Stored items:
□ □ □

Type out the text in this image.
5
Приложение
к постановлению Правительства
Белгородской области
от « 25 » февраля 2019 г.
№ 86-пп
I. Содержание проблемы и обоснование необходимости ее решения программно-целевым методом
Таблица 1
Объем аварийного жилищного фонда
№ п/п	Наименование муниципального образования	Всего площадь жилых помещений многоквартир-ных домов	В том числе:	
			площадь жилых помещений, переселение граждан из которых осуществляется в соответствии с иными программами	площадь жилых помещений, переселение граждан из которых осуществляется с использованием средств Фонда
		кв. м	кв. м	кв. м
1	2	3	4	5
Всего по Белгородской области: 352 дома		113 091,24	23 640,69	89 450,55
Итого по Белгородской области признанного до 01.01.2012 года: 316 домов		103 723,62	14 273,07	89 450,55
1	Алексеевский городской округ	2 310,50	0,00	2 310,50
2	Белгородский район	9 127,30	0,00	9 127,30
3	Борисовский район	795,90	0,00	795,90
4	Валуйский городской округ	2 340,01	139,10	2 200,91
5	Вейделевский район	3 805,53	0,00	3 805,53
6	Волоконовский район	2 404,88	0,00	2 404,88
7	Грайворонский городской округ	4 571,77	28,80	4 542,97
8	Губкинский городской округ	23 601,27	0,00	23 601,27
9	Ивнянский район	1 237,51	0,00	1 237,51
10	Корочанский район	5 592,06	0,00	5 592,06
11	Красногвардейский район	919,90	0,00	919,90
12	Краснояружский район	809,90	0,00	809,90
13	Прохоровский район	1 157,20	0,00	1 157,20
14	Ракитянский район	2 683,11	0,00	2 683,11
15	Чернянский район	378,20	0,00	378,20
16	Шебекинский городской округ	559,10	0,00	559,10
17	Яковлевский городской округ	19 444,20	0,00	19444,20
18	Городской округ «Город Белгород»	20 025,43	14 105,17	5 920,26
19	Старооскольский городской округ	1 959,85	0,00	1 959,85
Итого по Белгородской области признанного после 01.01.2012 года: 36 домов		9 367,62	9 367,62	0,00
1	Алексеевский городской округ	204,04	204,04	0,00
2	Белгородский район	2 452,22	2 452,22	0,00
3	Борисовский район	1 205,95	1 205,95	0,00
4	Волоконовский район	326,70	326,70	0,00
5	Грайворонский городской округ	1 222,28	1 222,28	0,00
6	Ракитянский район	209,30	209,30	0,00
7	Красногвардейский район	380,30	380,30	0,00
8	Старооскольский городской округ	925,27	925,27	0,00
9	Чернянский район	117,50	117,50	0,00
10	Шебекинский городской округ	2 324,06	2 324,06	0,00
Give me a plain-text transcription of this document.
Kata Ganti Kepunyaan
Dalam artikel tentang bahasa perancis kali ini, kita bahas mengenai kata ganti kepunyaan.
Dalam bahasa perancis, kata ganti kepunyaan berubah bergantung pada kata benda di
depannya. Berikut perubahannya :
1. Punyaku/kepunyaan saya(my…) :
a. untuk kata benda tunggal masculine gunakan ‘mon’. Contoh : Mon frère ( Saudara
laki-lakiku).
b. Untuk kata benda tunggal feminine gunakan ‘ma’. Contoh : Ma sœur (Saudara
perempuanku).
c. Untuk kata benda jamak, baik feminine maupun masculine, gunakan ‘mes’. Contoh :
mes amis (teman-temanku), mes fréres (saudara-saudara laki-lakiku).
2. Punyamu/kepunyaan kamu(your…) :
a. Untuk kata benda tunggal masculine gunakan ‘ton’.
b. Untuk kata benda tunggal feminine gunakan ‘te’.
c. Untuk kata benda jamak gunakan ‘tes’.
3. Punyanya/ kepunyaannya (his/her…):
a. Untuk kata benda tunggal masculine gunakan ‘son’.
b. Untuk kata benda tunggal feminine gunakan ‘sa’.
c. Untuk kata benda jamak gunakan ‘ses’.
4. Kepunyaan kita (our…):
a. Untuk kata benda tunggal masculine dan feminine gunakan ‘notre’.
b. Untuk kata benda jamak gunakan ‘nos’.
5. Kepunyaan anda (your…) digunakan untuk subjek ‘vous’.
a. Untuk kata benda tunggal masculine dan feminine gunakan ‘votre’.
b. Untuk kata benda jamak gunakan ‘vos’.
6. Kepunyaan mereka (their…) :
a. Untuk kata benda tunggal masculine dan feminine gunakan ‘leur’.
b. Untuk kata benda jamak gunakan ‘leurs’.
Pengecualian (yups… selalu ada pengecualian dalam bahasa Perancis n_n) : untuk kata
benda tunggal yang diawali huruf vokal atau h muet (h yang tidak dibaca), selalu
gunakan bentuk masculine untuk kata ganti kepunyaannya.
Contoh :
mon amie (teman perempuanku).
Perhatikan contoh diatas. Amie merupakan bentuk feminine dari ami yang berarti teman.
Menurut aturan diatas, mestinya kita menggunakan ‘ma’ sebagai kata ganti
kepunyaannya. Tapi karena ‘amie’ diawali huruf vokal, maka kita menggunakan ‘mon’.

□ □ □

**Exercise brief:** From the records above, please extract every line and repeat it exactly.

**Solution for this problem:**
Type out the text in this image.
5
Приложение
к постановлению Правительства
Белгородской области
от « 25 » февраля 2019 г.
№ 86-пп
I. Содержание проблемы и обоснование необходимости ее решения программно-целевым методом
Таблица 1
Объем аварийного жилищного фонда
№ п/п	Наименование муниципального образования	Всего площадь жилых помещений многоквартир-ных домов	В том числе:	
			площадь жилых помещений, переселение граждан из которых осуществляется в соответствии с иными программами	площадь жилых помещений, переселение граждан из которых осуществляется с использованием средств Фонда
		кв. м	кв. м	кв. м
1	2	3	4	5
Всего по Белгородской области: 352 дома		113 091,24	23 640,69	89 450,55
Итого по Белгородской области признанного до 01.01.2012 года: 316 домов		103 723,62	14 273,07	89 450,55
1	Алексеевский городской округ	2 310,50	0,00	2 310,50
2	Белгородский район	9 127,30	0,00	9 127,30
3	Борисовский район	795,90	0,00	795,90
4	Валуйский городской округ	2 340,01	139,10	2 200,91
5	Вейделевский район	3 805,53	0,00	3 805,53
6	Волоконовский район	2 404,88	0,00	2 404,88
7	Грайворонский городской округ	4 571,77	28,80	4 542,97
8	Губкинский городской округ	23 601,27	0,00	23 601,27
9	Ивнянский район	1 237,51	0,00	1 237,51
10	Корочанский район	5 592,06	0,00	5 592,06
11	Красногвардейский район	919,90	0,00	919,90
12	Краснояружский район	809,90	0,00	809,90
13	Прохоровский район	1 157,20	0,00	1 157,20
14	Ракитянский район	2 683,11	0,00	2 683,11
15	Чернянский район	378,20	0,00	378,20
16	Шебекинский городской округ	559,10	0,00	559,10
17	Яковлевский городской округ	19 444,20	0,00	19444,20
18	Городской округ «Город Белгород»	20 025,43	14 105,17	5 920,26
19	Старооскольский городской округ	1 959,85	0,00	1 959,85
Итого по Белгородской области признанного после 01.01.2012 года: 36 домов		9 367,62	9 367,62	0,00
1	Алексеевский городской округ	204,04	204,04	0,00
2	Белгородский район	2 452,22	2 452,22	0,00
3	Борисовский район	1 205,95	1 205,95	0,00
4	Волоконовский район	326,70	326,70	0,00
5	Грайворонский городской округ	1 222,28	1 222,28	0,00
6	Ракитянский район	209,30	209,30	0,00
7	Красногвардейский район	380,30	380,30	0,00
8	Старооскольский городской округ	925,27	925,27	0,00
9	Чернянский район	117,50	117,50	0,00
10	Шебекинский городской округ	2 324,06	2 324,06	0,00
Give me a plain-text transcription of this document.
Kata Ganti Kepunyaan
Dalam artikel tentang bahasa perancis kali ini, kita bahas mengenai kata ganti kepunyaan.
Dalam bahasa perancis, kata ganti kepunyaan berubah bergantung pada kata benda di
depannya. Berikut perubahannya :
1. Punyaku/kepunyaan saya(my…) :
a. untuk kata benda tunggal masculine gunakan ‘mon’. Contoh : Mon frère ( Saudara
laki-lakiku).
b. Untuk kata benda tunggal feminine gunakan ‘ma’. Contoh : Ma sœur (Saudara
perempuanku).
c. Untuk kata benda jamak, baik feminine maupun masculine, gunakan ‘mes’. Contoh :
mes amis (teman-temanku), mes fréres (saudara-saudara laki-lakiku).
2. Punyamu/kepunyaan kamu(your…) :
a. Untuk kata benda tunggal masculine gunakan ‘ton’.
b. Untuk kata benda tunggal feminine gunakan ‘te’.
c. Untuk kata benda jamak gunakan ‘tes’.
3. Punyanya/ kepunyaannya (his/her…):
a. Untuk kata benda tunggal masculine gunakan ‘son’.
b. Untuk kata benda tunggal feminine gunakan ‘sa’.
c. Untuk kata benda jamak gunakan ‘ses’.
4. Kepunyaan kita (our…):
a. Untuk kata benda tunggal masculine dan feminine gunakan ‘notre’.
b. Untuk kata benda jamak gunakan ‘nos’.
5. Kepunyaan anda (your…) digunakan untuk subjek ‘vous’.
a. Untuk kata benda tunggal masculine dan feminine gunakan ‘votre’.
b. Untuk kata benda jamak gunakan ‘vos’.
6. Kepunyaan mereka (their…) :
a. Untuk kata benda tunggal masculine dan feminine gunakan ‘leur’.
b. Untuk kata benda jamak gunakan ‘leurs’.
Pengecualian (yups… selalu ada pengecualian dalam bahasa Perancis n_n) : untuk kata
benda tunggal yang diawali huruf vokal atau h muet (h yang tidak dibaca), selalu
gunakan bentuk masculine untuk kata ganti kepunyaannya.
Contoh :
mon amie (teman perempuanku).
Perhatikan contoh diatas. Amie merupakan bentuk feminine dari ami yang berarti teman.
Menurut aturan diatas, mestinya kita menggunakan ‘ma’ sebagai kata ganti
kepunyaannya. Tapi karena ‘amie’ diawali huruf vokal, maka kita menggunakan ‘mon’.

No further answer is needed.